(Data excerpts)
────────────────

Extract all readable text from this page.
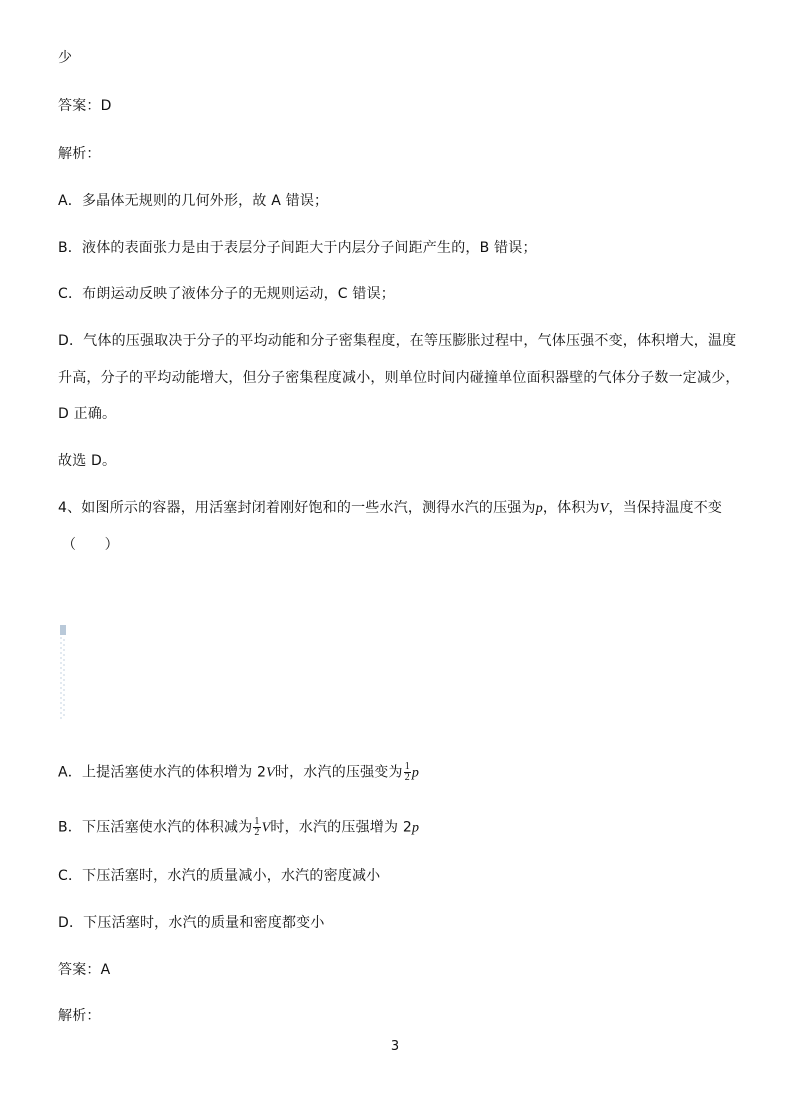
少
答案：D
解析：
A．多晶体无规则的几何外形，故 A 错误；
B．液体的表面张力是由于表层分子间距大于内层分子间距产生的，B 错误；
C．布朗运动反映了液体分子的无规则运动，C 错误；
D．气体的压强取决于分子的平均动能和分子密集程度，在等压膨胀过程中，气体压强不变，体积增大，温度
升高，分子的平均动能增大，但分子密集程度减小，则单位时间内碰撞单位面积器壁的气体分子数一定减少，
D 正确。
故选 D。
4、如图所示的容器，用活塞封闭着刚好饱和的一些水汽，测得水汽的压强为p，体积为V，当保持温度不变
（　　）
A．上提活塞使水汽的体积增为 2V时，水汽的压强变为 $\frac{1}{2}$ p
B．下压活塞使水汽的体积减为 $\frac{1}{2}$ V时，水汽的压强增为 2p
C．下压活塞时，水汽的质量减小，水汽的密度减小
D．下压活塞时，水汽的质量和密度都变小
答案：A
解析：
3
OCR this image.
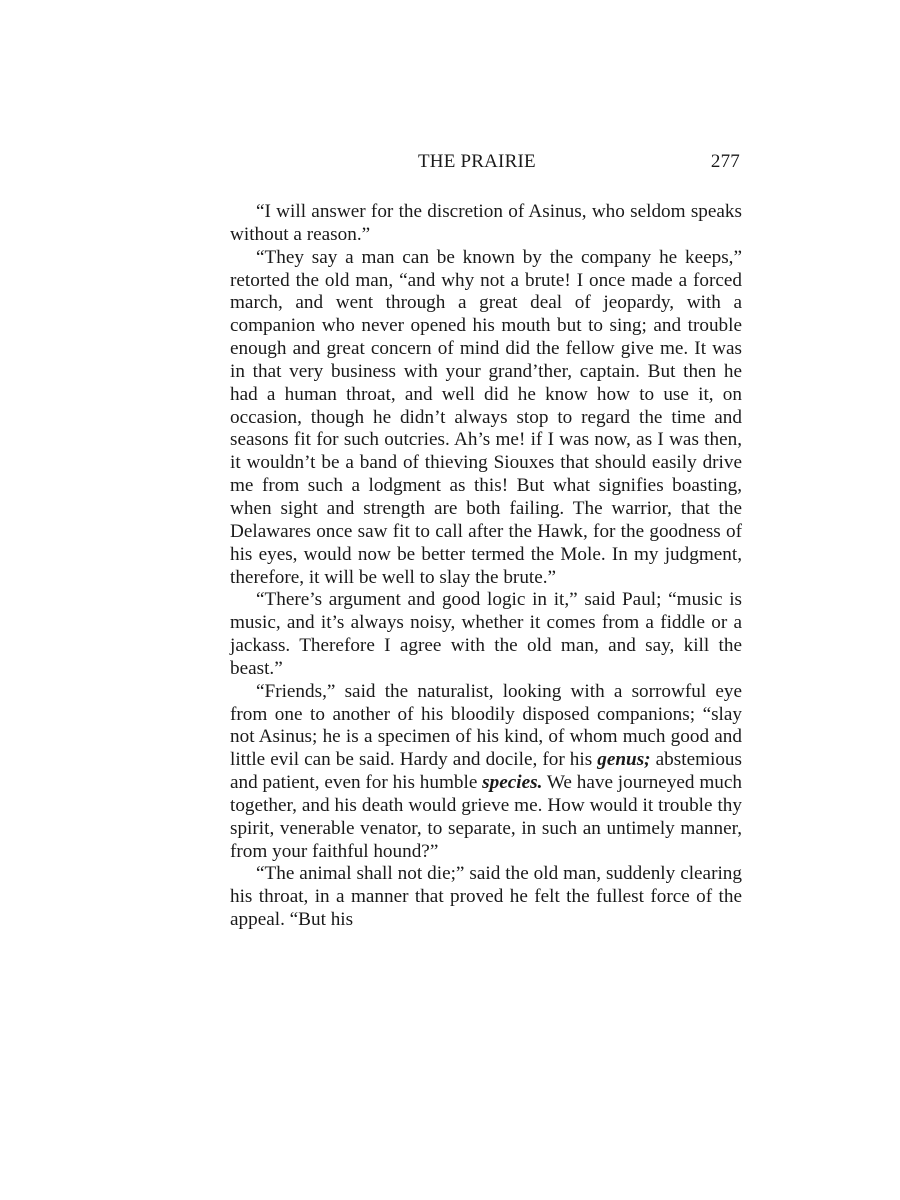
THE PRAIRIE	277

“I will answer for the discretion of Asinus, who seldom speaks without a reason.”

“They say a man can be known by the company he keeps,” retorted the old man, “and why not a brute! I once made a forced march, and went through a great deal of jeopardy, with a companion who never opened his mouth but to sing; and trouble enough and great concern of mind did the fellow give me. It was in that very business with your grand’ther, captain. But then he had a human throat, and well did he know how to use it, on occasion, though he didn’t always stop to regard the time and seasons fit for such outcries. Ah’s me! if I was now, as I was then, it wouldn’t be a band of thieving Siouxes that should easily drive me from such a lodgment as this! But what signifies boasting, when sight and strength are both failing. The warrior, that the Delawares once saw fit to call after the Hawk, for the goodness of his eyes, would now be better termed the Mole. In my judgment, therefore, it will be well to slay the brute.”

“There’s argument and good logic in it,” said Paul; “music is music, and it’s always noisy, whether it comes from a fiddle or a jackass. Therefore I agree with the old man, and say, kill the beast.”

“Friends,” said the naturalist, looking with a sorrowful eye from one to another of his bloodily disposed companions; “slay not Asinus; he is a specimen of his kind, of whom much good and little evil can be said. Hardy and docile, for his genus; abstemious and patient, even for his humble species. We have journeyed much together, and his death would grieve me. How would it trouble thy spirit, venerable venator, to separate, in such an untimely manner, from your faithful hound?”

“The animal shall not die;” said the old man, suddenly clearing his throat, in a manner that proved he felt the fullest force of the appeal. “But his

────────────────

Instructions for the task
Pictures in the records above are not copied; print everything else exactly.

Task solution
Extract all readable text from this page.
少
答案：D
解析：
A．多晶体无规则的几何外形，故 A 错误；
B．液体的表面张力是由于表层分子间距大于内层分子间距产生的，B 错误；
C．布朗运动反映了液体分子的无规则运动，C 错误；
D．气体的压强取决于分子的平均动能和分子密集程度，在等压膨胀过程中，气体压强不变，体积增大，温度
升高，分子的平均动能增大，但分子密集程度减小，则单位时间内碰撞单位面积器壁的气体分子数一定减少，
D 正确。
故选 D。
4、如图所示的容器，用活塞封闭着刚好饱和的一些水汽，测得水汽的压强为p，体积为V，当保持温度不变
（　　）
A．上提活塞使水汽的体积增为 2V时，水汽的压强变为 $\frac{1}{2}$ p
B．下压活塞使水汽的体积减为 $\frac{1}{2}$ V时，水汽的压强增为 2p
C．下压活塞时，水汽的质量减小，水汽的密度减小
D．下压活塞时，水汽的质量和密度都变小
答案：A
解析：
3
OCR this image.
THE PRAIRIE	277

“I will answer for the discretion of Asinus, who seldom speaks without a reason.”

“They say a man can be known by the company he keeps,” retorted the old man, “and why not a brute! I once made a forced march, and went through a great deal of jeopardy, with a companion who never opened his mouth but to sing; and trouble enough and great concern of mind did the fellow give me. It was in that very business with your grand’ther, captain. But then he had a human throat, and well did he know how to use it, on occasion, though he didn’t always stop to regard the time and seasons fit for such outcries. Ah’s me! if I was now, as I was then, it wouldn’t be a band of thieving Siouxes that should easily drive me from such a lodgment as this! But what signifies boasting, when sight and strength are both failing. The warrior, that the Delawares once saw fit to call after the Hawk, for the goodness of his eyes, would now be better termed the Mole. In my judgment, therefore, it will be well to slay the brute.”

“There’s argument and good logic in it,” said Paul; “music is music, and it’s always noisy, whether it comes from a fiddle or a jackass. Therefore I agree with the old man, and say, kill the beast.”

“Friends,” said the naturalist, looking with a sorrowful eye from one to another of his bloodily disposed companions; “slay not Asinus; he is a specimen of his kind, of whom much good and little evil can be said. Hardy and docile, for his genus; abstemious and patient, even for his humble species. We have journeyed much together, and his death would grieve me. How would it trouble thy spirit, venerable venator, to separate, in such an untimely manner, from your faithful hound?”

“The animal shall not die;” said the old man, suddenly clearing his throat, in a manner that proved he felt the fullest force of the appeal. “But his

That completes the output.